[Problem to work on] If a line in the entries below contains "JSON", copy it.

[Extracted material]
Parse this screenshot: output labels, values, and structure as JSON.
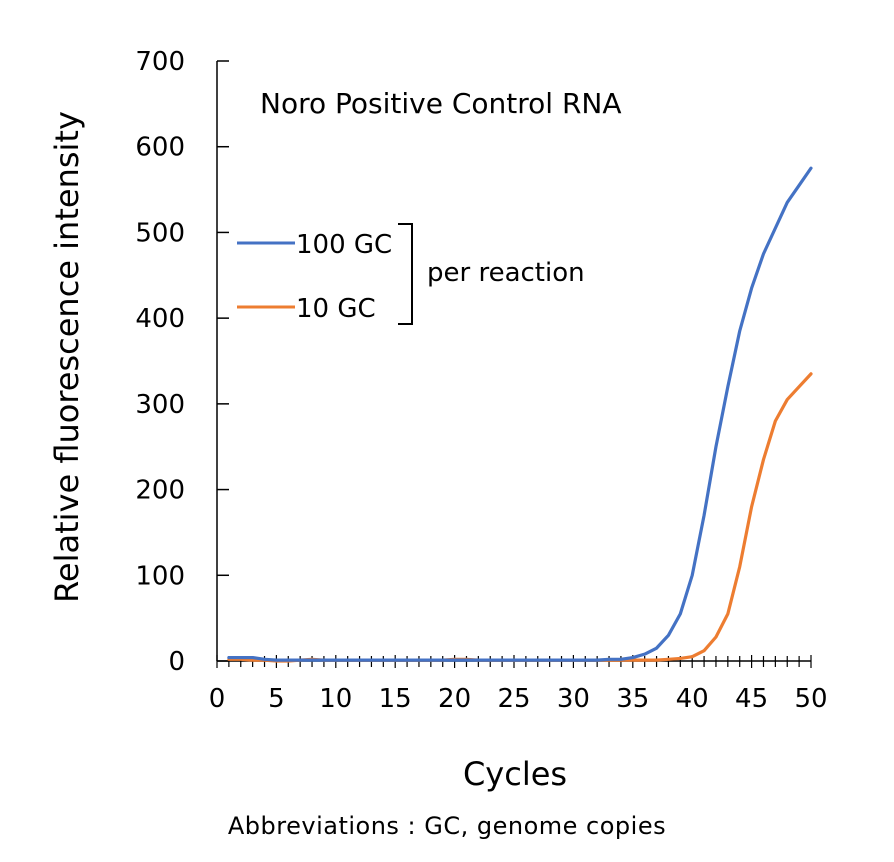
{
  "chart_data": {
    "type": "line",
    "title": "Noro Positive Control RNA",
    "xlabel": "Cycles",
    "ylabel": "Relative fluorescence intensity",
    "xlim": [
      0,
      50
    ],
    "ylim": [
      0,
      700
    ],
    "x_ticks": [
      0,
      5,
      10,
      15,
      20,
      25,
      30,
      35,
      40,
      45,
      50
    ],
    "y_ticks": [
      0,
      100,
      200,
      300,
      400,
      500,
      600,
      700
    ],
    "legend_position": "left",
    "legend_group_label": "per reaction",
    "grid": false,
    "x": [
      1,
      2,
      3,
      4,
      5,
      6,
      7,
      8,
      9,
      10,
      11,
      12,
      13,
      14,
      15,
      16,
      17,
      18,
      19,
      20,
      21,
      22,
      23,
      24,
      25,
      26,
      27,
      28,
      29,
      30,
      31,
      32,
      33,
      34,
      35,
      36,
      37,
      38,
      39,
      40,
      41,
      42,
      43,
      44,
      45,
      46,
      47,
      48,
      49,
      50
    ],
    "series": [
      {
        "name": "100 GC",
        "color": "#4472C4",
        "values": [
          4,
          4,
          4,
          2,
          1,
          1,
          1,
          1,
          1,
          1,
          1,
          1,
          1,
          1,
          1,
          1,
          1,
          1,
          1,
          1,
          1,
          1,
          1,
          1,
          1,
          1,
          1,
          1,
          1,
          1,
          1,
          1,
          2,
          2,
          4,
          8,
          15,
          30,
          55,
          100,
          170,
          250,
          320,
          385,
          435,
          475,
          505,
          535,
          555,
          575
        ]
      },
      {
        "name": "10 GC",
        "color": "#ED7D31",
        "values": [
          2,
          2,
          1,
          1,
          0,
          0,
          1,
          2,
          1,
          1,
          1,
          1,
          1,
          1,
          1,
          1,
          1,
          1,
          1,
          2,
          2,
          1,
          1,
          1,
          1,
          1,
          1,
          1,
          1,
          1,
          1,
          1,
          1,
          1,
          1,
          1,
          1,
          2,
          3,
          5,
          12,
          28,
          55,
          110,
          180,
          235,
          280,
          305,
          320,
          335
        ]
      }
    ]
  },
  "footnote": "Abbreviations : GC, genome copies"
}
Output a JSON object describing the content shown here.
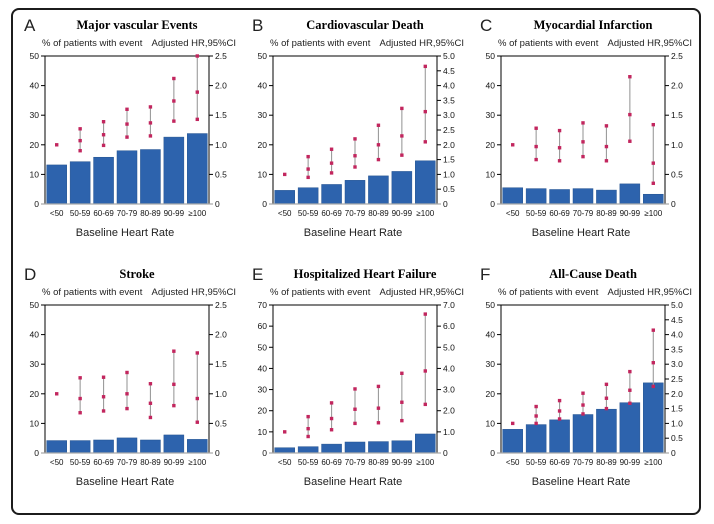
{
  "figure": {
    "left_header": "% of patients with event",
    "right_header": "Adjusted HR,95%CI",
    "x_axis_label": "Baseline Heart Rate",
    "x_categories": [
      "<50",
      "50-59",
      "60-69",
      "70-79",
      "80-89",
      "90-99",
      "≥100"
    ],
    "colors": {
      "bar": "#2d63ad",
      "bar_edge": "#24538f",
      "point": "#c2265e",
      "error_line": "#9b9b9b",
      "baseline": "#aaaaaa",
      "frame": "#000000"
    }
  },
  "chart_data": [
    {
      "panel": "A",
      "type": "bar",
      "title": "Major vascular Events",
      "categories": [
        "<50",
        "50-59",
        "60-69",
        "70-79",
        "80-89",
        "90-99",
        "≥100"
      ],
      "bar_values": [
        13.2,
        14.3,
        15.8,
        18.0,
        18.4,
        22.6,
        23.8
      ],
      "left_axis": {
        "label": "% of patients with event",
        "max": 50,
        "step": 10
      },
      "right_axis": {
        "label": "Adjusted HR,95%CI",
        "max": 2.5,
        "step": 0.5
      },
      "hr": [
        {
          "lo": null,
          "mid": 1.0,
          "hi": null,
          "ref": true
        },
        {
          "lo": 0.9,
          "mid": 1.07,
          "hi": 1.27
        },
        {
          "lo": 0.99,
          "mid": 1.17,
          "hi": 1.39
        },
        {
          "lo": 1.13,
          "mid": 1.35,
          "hi": 1.6
        },
        {
          "lo": 1.15,
          "mid": 1.37,
          "hi": 1.64
        },
        {
          "lo": 1.4,
          "mid": 1.74,
          "hi": 2.12
        },
        {
          "lo": 1.43,
          "mid": 1.89,
          "hi": 2.5
        }
      ]
    },
    {
      "panel": "B",
      "type": "bar",
      "title": "Cardiovascular Death",
      "categories": [
        "<50",
        "50-59",
        "60-69",
        "70-79",
        "80-89",
        "90-99",
        "≥100"
      ],
      "bar_values": [
        4.6,
        5.5,
        6.6,
        8.0,
        9.5,
        11.0,
        14.6
      ],
      "left_axis": {
        "label": "% of patients with event",
        "max": 50,
        "step": 10
      },
      "right_axis": {
        "label": "Adjusted HR,95%CI",
        "max": 5.0,
        "step": 0.5
      },
      "hr": [
        {
          "lo": null,
          "mid": 1.0,
          "hi": null,
          "ref": true
        },
        {
          "lo": 0.9,
          "mid": 1.18,
          "hi": 1.6
        },
        {
          "lo": 1.05,
          "mid": 1.38,
          "hi": 1.85
        },
        {
          "lo": 1.25,
          "mid": 1.63,
          "hi": 2.2
        },
        {
          "lo": 1.5,
          "mid": 2.0,
          "hi": 2.66
        },
        {
          "lo": 1.65,
          "mid": 2.3,
          "hi": 3.23
        },
        {
          "lo": 2.1,
          "mid": 3.12,
          "hi": 4.65
        }
      ]
    },
    {
      "panel": "C",
      "type": "bar",
      "title": "Myocardial Infarction",
      "categories": [
        "<50",
        "50-59",
        "60-69",
        "70-79",
        "80-89",
        "90-99",
        "≥100"
      ],
      "bar_values": [
        5.5,
        5.2,
        4.9,
        5.2,
        4.7,
        6.8,
        3.3
      ],
      "left_axis": {
        "label": "% of patients with event",
        "max": 50,
        "step": 10
      },
      "right_axis": {
        "label": "Adjusted HR,95%CI",
        "max": 2.5,
        "step": 0.5
      },
      "hr": [
        {
          "lo": null,
          "mid": 1.0,
          "hi": null,
          "ref": true
        },
        {
          "lo": 0.75,
          "mid": 0.97,
          "hi": 1.28
        },
        {
          "lo": 0.73,
          "mid": 0.95,
          "hi": 1.24
        },
        {
          "lo": 0.8,
          "mid": 1.05,
          "hi": 1.37
        },
        {
          "lo": 0.73,
          "mid": 0.97,
          "hi": 1.32
        },
        {
          "lo": 1.06,
          "mid": 1.51,
          "hi": 2.15
        },
        {
          "lo": 0.35,
          "mid": 0.69,
          "hi": 1.34
        }
      ]
    },
    {
      "panel": "D",
      "type": "bar",
      "title": "Stroke",
      "categories": [
        "<50",
        "50-59",
        "60-69",
        "70-79",
        "80-89",
        "90-99",
        "≥100"
      ],
      "bar_values": [
        4.2,
        4.2,
        4.4,
        5.1,
        4.4,
        6.1,
        4.6
      ],
      "left_axis": {
        "label": "% of patients with event",
        "max": 50,
        "step": 10
      },
      "right_axis": {
        "label": "Adjusted HR,95%CI",
        "max": 2.5,
        "step": 0.5
      },
      "hr": [
        {
          "lo": null,
          "mid": 1.0,
          "hi": null,
          "ref": true
        },
        {
          "lo": 0.68,
          "mid": 0.92,
          "hi": 1.27
        },
        {
          "lo": 0.71,
          "mid": 0.95,
          "hi": 1.28
        },
        {
          "lo": 0.75,
          "mid": 1.0,
          "hi": 1.36
        },
        {
          "lo": 0.6,
          "mid": 0.84,
          "hi": 1.17
        },
        {
          "lo": 0.8,
          "mid": 1.16,
          "hi": 1.72
        },
        {
          "lo": 0.52,
          "mid": 0.92,
          "hi": 1.69
        }
      ]
    },
    {
      "panel": "E",
      "type": "bar",
      "title": "Hospitalized Heart Failure",
      "categories": [
        "<50",
        "50-59",
        "60-69",
        "70-79",
        "80-89",
        "90-99",
        "≥100"
      ],
      "bar_values": [
        2.5,
        3.0,
        4.2,
        5.2,
        5.4,
        5.8,
        9.0
      ],
      "left_axis": {
        "label": "% of patients with event",
        "max": 70,
        "step": 10
      },
      "right_axis": {
        "label": "Adjusted HR,95%CI",
        "max": 7.0,
        "step": 1.0
      },
      "hr": [
        {
          "lo": null,
          "mid": 1.0,
          "hi": null,
          "ref": true
        },
        {
          "lo": 0.78,
          "mid": 1.15,
          "hi": 1.72
        },
        {
          "lo": 1.1,
          "mid": 1.63,
          "hi": 2.37
        },
        {
          "lo": 1.4,
          "mid": 2.07,
          "hi": 3.03
        },
        {
          "lo": 1.43,
          "mid": 2.12,
          "hi": 3.15
        },
        {
          "lo": 1.53,
          "mid": 2.4,
          "hi": 3.77
        },
        {
          "lo": 2.3,
          "mid": 3.88,
          "hi": 6.57
        }
      ]
    },
    {
      "panel": "F",
      "type": "bar",
      "title": "All-Cause Death",
      "categories": [
        "<50",
        "50-59",
        "60-69",
        "70-79",
        "80-89",
        "90-99",
        "≥100"
      ],
      "bar_values": [
        8.0,
        9.6,
        11.2,
        13.0,
        14.8,
        17.0,
        23.7
      ],
      "left_axis": {
        "label": "% of patients with event",
        "max": 50,
        "step": 10
      },
      "right_axis": {
        "label": "Adjusted HR,95%CI",
        "max": 5.0,
        "step": 0.5
      },
      "hr": [
        {
          "lo": null,
          "mid": 1.0,
          "hi": null,
          "ref": true
        },
        {
          "lo": 1.0,
          "mid": 1.25,
          "hi": 1.57
        },
        {
          "lo": 1.15,
          "mid": 1.42,
          "hi": 1.77
        },
        {
          "lo": 1.32,
          "mid": 1.62,
          "hi": 2.02
        },
        {
          "lo": 1.5,
          "mid": 1.85,
          "hi": 2.32
        },
        {
          "lo": 1.68,
          "mid": 2.12,
          "hi": 2.75
        },
        {
          "lo": 2.25,
          "mid": 3.05,
          "hi": 4.15
        }
      ]
    }
  ]
}
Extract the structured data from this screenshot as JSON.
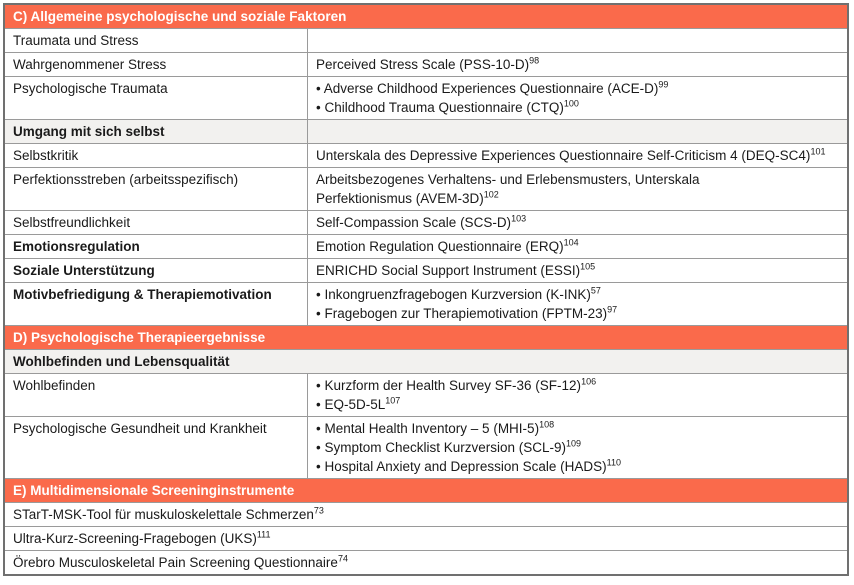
{
  "colors": {
    "section_header_bg": "#fa6a4b",
    "section_header_text": "#ffffff",
    "subheader_row_bg": "#f2f1ef",
    "grid_line": "#9a9a9a",
    "outer_border": "#707070",
    "body_text": "#1a1a1a"
  },
  "rows": [
    {
      "kind": "section",
      "label": "C) Allgemeine psychologische und soziale Faktoren"
    },
    {
      "kind": "data",
      "left": "Traumata und Stress",
      "right": []
    },
    {
      "kind": "data",
      "left": "Wahrgenommener Stress",
      "right": [
        {
          "text": "Perceived Stress Scale (PSS-10-D)",
          "sup": "98"
        }
      ]
    },
    {
      "kind": "data",
      "left": "Psychologische Traumata",
      "right": [
        {
          "text": "• Adverse Childhood Experiences Questionnaire (ACE-D)",
          "sup": "99"
        },
        {
          "text": "• Childhood Trauma Questionnaire (CTQ)",
          "sup": "100"
        }
      ]
    },
    {
      "kind": "data",
      "left": "Umgang mit sich selbst",
      "right": [],
      "style": "subheader"
    },
    {
      "kind": "data",
      "left": "Selbstkritik",
      "right": [
        {
          "text": "Unterskala des Depressive Experiences Questionnaire Self-Criticism 4 (DEQ-SC4)",
          "sup": "101"
        }
      ]
    },
    {
      "kind": "data",
      "left": "Perfektionsstreben (arbeitsspezifisch)",
      "right": [
        {
          "text": "Arbeitsbezogenes Verhaltens- und Erlebensmusters, Unterskala",
          "sup": ""
        },
        {
          "text": "Perfektionismus (AVEM-3D)",
          "sup": "102"
        }
      ]
    },
    {
      "kind": "data",
      "left": "Selbstfreundlichkeit",
      "right": [
        {
          "text": "Self-Compassion Scale (SCS-D)",
          "sup": "103"
        }
      ]
    },
    {
      "kind": "data",
      "left": "Emotionsregulation",
      "left_bold": true,
      "right": [
        {
          "text": "Emotion Regulation Questionnaire (ERQ)",
          "sup": "104"
        }
      ]
    },
    {
      "kind": "data",
      "left": "Soziale Unterstützung",
      "left_bold": true,
      "right": [
        {
          "text": "ENRICHD Social Support Instrument (ESSI)",
          "sup": "105"
        }
      ]
    },
    {
      "kind": "data",
      "left": "Motivbefriedigung & Therapiemotivation",
      "left_bold": true,
      "right": [
        {
          "text": "• Inkongruenzfragebogen Kurzversion (K-INK)",
          "sup": "57"
        },
        {
          "text": "• Fragebogen zur Therapiemotivation (FPTM-23)",
          "sup": "97"
        }
      ]
    },
    {
      "kind": "section",
      "label": "D) Psychologische Therapieergebnisse"
    },
    {
      "kind": "full",
      "text": "Wohlbefinden und Lebensqualität",
      "sup": "",
      "style": "subheader"
    },
    {
      "kind": "data",
      "left": "Wohlbefinden",
      "right": [
        {
          "text": "• Kurzform der Health Survey SF-36 (SF-12)",
          "sup": "106"
        },
        {
          "text": "• EQ-5D-5L",
          "sup": "107"
        }
      ]
    },
    {
      "kind": "data",
      "left": "Psychologische Gesundheit und Krankheit",
      "right": [
        {
          "text": "• Mental Health Inventory – 5 (MHI-5)",
          "sup": "108"
        },
        {
          "text": "• Symptom Checklist Kurzversion (SCL-9)",
          "sup": "109"
        },
        {
          "text": "• Hospital Anxiety and Depression Scale (HADS)",
          "sup": "110"
        }
      ]
    },
    {
      "kind": "section",
      "label": "E) Multidimensionale Screeninginstrumente"
    },
    {
      "kind": "full",
      "text": "STarT-MSK-Tool für muskuloskelettale Schmerzen",
      "sup": "73"
    },
    {
      "kind": "full",
      "text": "Ultra-Kurz-Screening-Fragebogen (UKS)",
      "sup": "111"
    },
    {
      "kind": "full",
      "text": "Örebro Musculoskeletal Pain Screening Questionnaire",
      "sup": "74"
    }
  ]
}
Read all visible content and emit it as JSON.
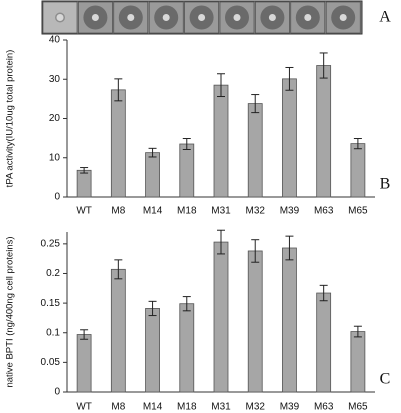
{
  "image_panel": {
    "label": "A"
  },
  "chart_data": [
    {
      "type": "bar",
      "panel_label": "B",
      "y_label": "tPA activity(IU/10ug total protein)",
      "categories": [
        "WT",
        "M8",
        "M14",
        "M18",
        "M31",
        "M32",
        "M39",
        "M63",
        "M65"
      ],
      "values": [
        6.8,
        27.3,
        11.3,
        13.5,
        28.5,
        23.8,
        30.1,
        33.5,
        13.6
      ],
      "errors": [
        0.7,
        2.8,
        1.1,
        1.4,
        2.9,
        2.3,
        2.9,
        3.2,
        1.3
      ],
      "color": "#a6a6a6",
      "ylim": [
        0,
        40
      ],
      "yticks": [
        0,
        10,
        20,
        30,
        40
      ]
    },
    {
      "type": "bar",
      "panel_label": "C",
      "y_label": "native BPTI (ng/400ng cell proteins)",
      "categories": [
        "WT",
        "M8",
        "M14",
        "M18",
        "M31",
        "M32",
        "M39",
        "M63",
        "M65"
      ],
      "values": [
        0.097,
        0.207,
        0.141,
        0.149,
        0.253,
        0.238,
        0.243,
        0.167,
        0.102
      ],
      "errors": [
        0.008,
        0.016,
        0.012,
        0.012,
        0.02,
        0.019,
        0.02,
        0.013,
        0.009
      ],
      "color": "#a6a6a6",
      "ylim": [
        0,
        0.27
      ],
      "yticks": [
        0,
        0.05,
        0.1,
        0.15,
        0.2,
        0.25
      ]
    }
  ]
}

[Result of this task]
Parse this screenshot: output labels, values, and structure as JSON.
Output a JSON object describing the content shown here.
Extract the structured data from this screenshot as JSON.
Read all visible content and emit it as JSON.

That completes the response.